Taking pipeline processing to the next level

Mon Sep 5 06:38:52 PDT 2016

On 9/5/16 1:43 PM, Ethan Watson wrote:
> On Monday, 5 September 2016 at 08:21:53 UTC, Andrei Alexandrescu wrote:
>> What are the benchmarks and the numbers? What loss are you looking at?
>> -- Andrei
>
> Just looking at the example, and referencing the map code in
> std.algorithm.iteration, I can see multiple function calls instead of
> one thanks to every indexing of the new map doing a transformation
> instead of caching it. I'm not sure if the lambda declaration there will
> result in the argument being taken by ref or by value, but let's assume
> by value for the sake of argument. Depending on if it's taking by value
> a reference or a value type, that could either be a cheap function call
> or an expensive one.
>
> But even if it took it by reference, it's still a function call.

▸ **Tasks to carry out**
[1] In the pipeline processing thread, why does the reply to Andrei say the example makes multiple function calls instead of one? Answer in one to three sentences.
[2] Write the next part of the pipeline processing thread, picking up after its last line.

▸ **Dataset excerpt**
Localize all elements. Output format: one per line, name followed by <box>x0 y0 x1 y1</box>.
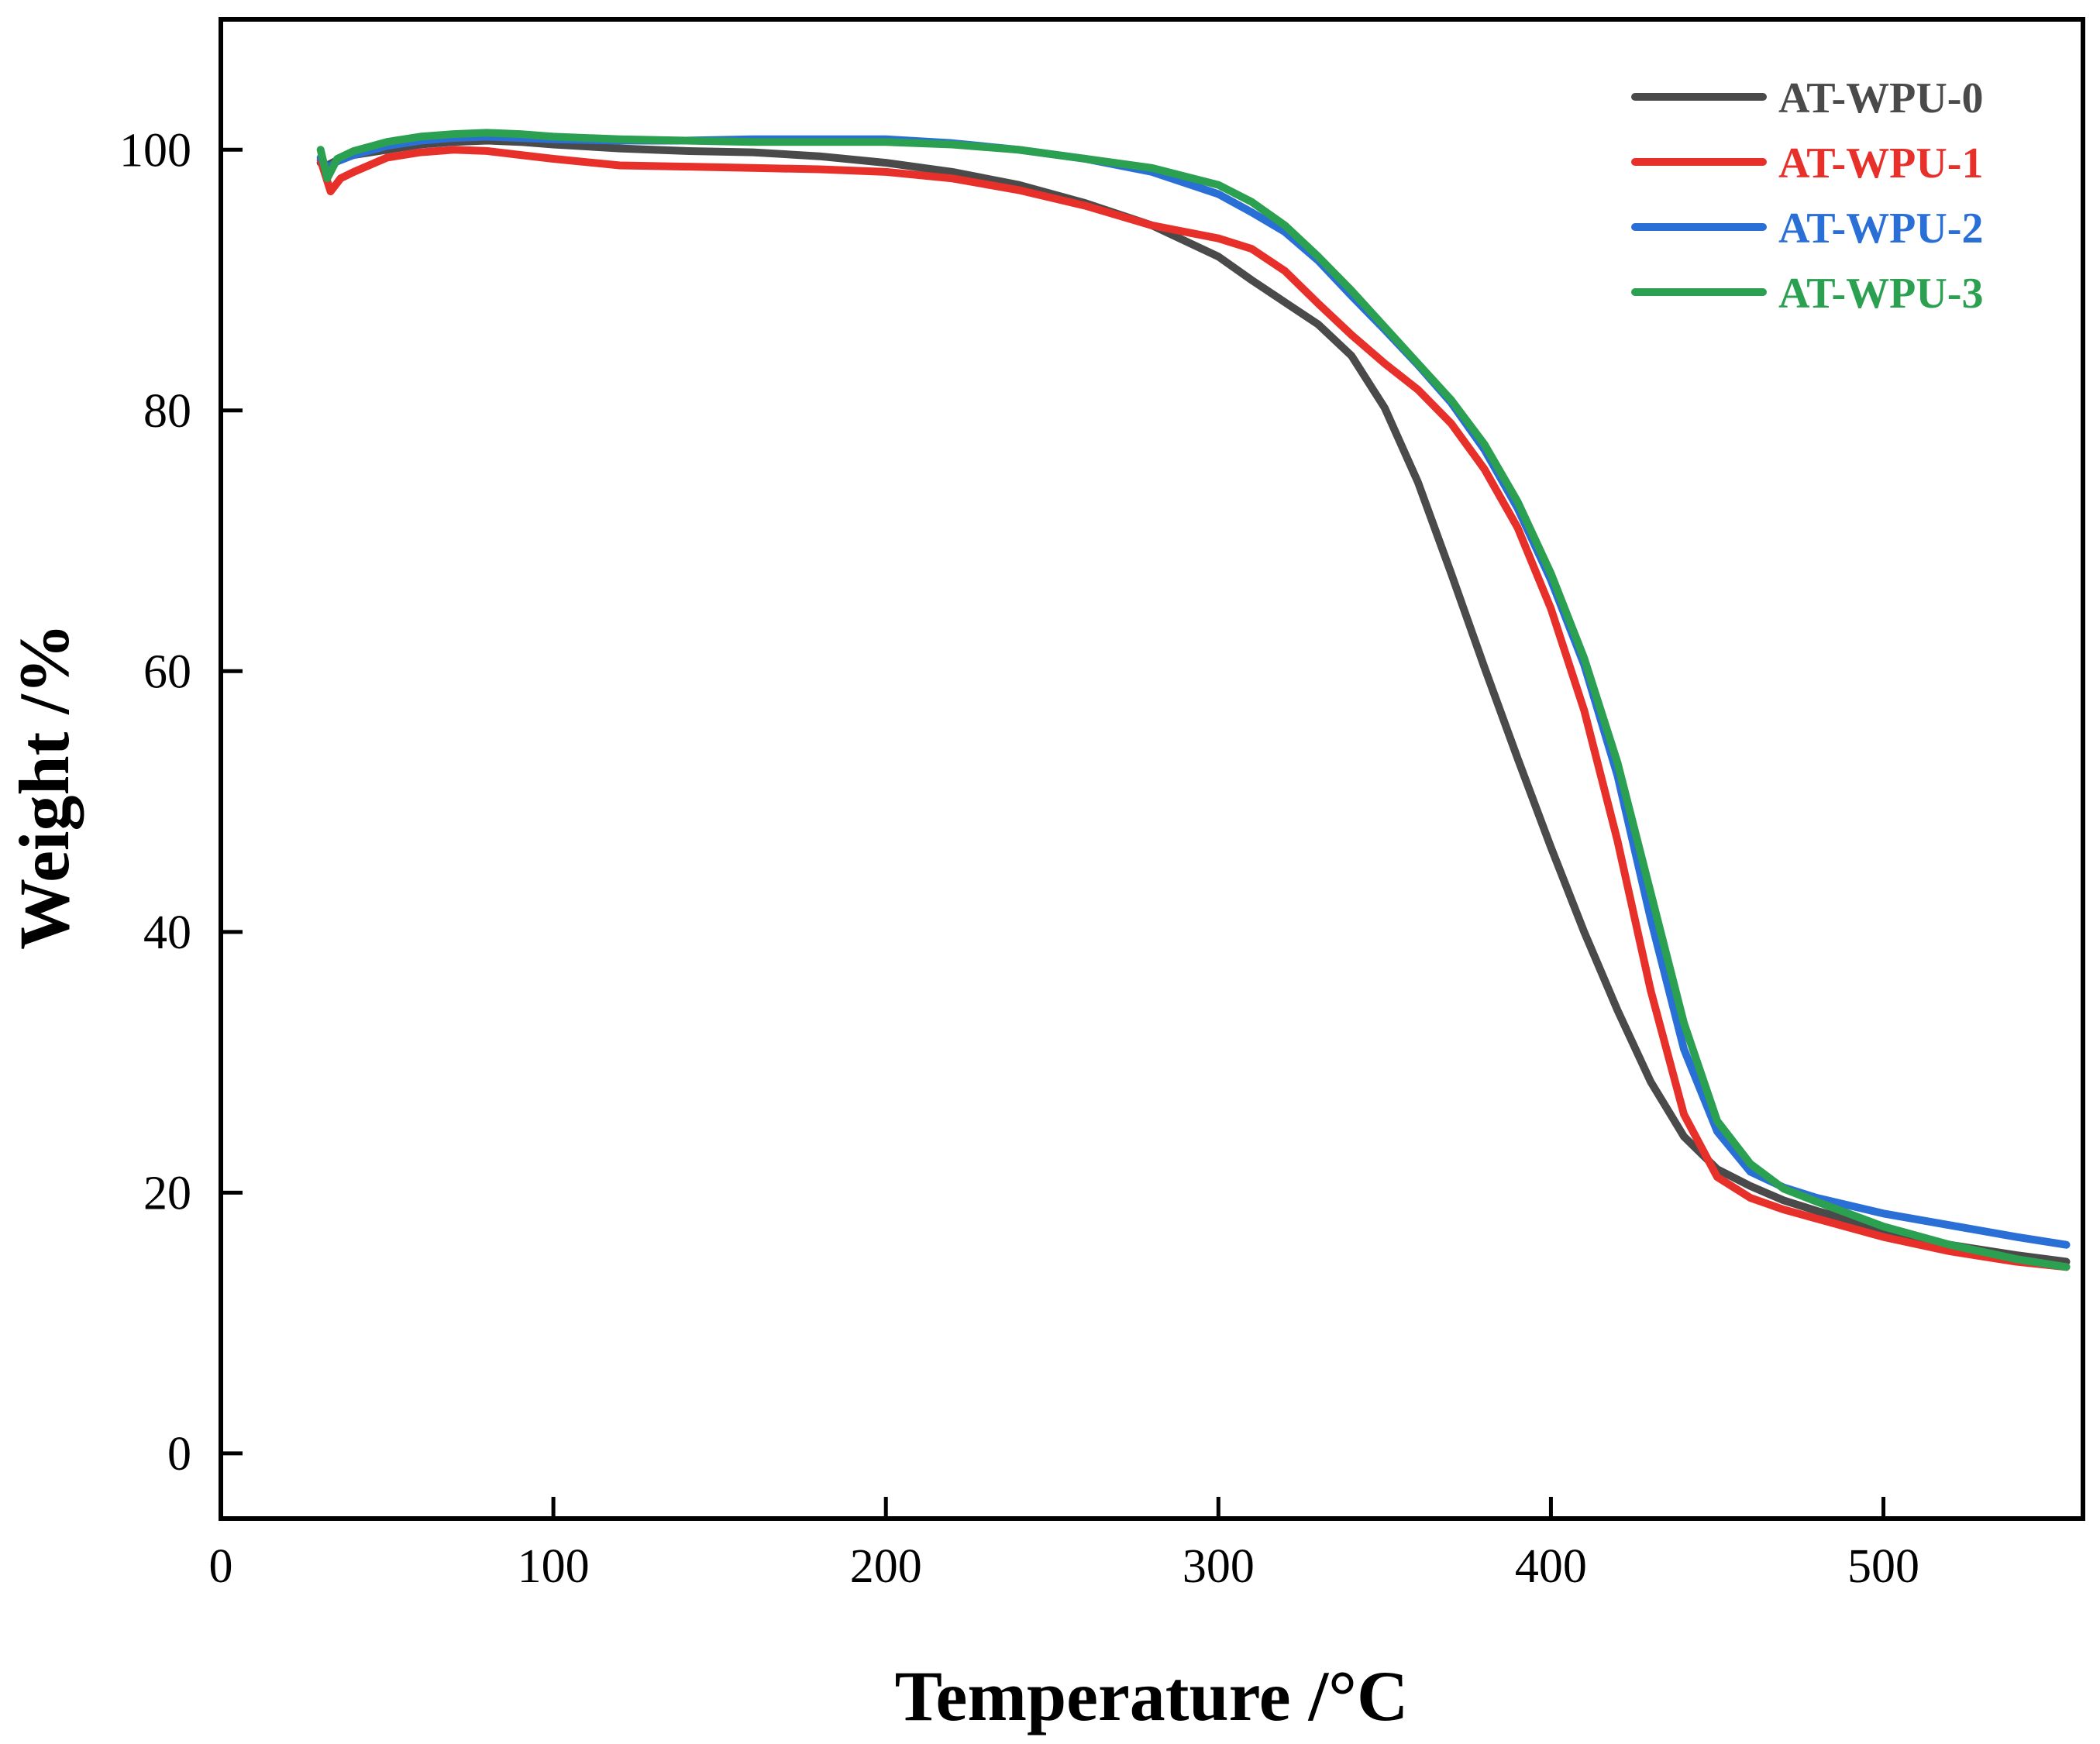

▸ **Replies**
[1] Every indexing of the new map applies the transformation again instead of caching the result, so the function is called repeatedly. Even if the argument were taken by reference, each access would still be a function call.

[2]
> Function calls are generally The Devil(TM) in a gaming environment. The
> less you can make, the better.
>
> Random aside: There are streaming store instructions available to me on
> x86 platforms so that I don't have to wait for the destination to hit L1
> cache before writing. The pattern Manu talks about with a batching
> function can better exploit this. But I imagine copy could also take
> advantage of this when dealing with value types.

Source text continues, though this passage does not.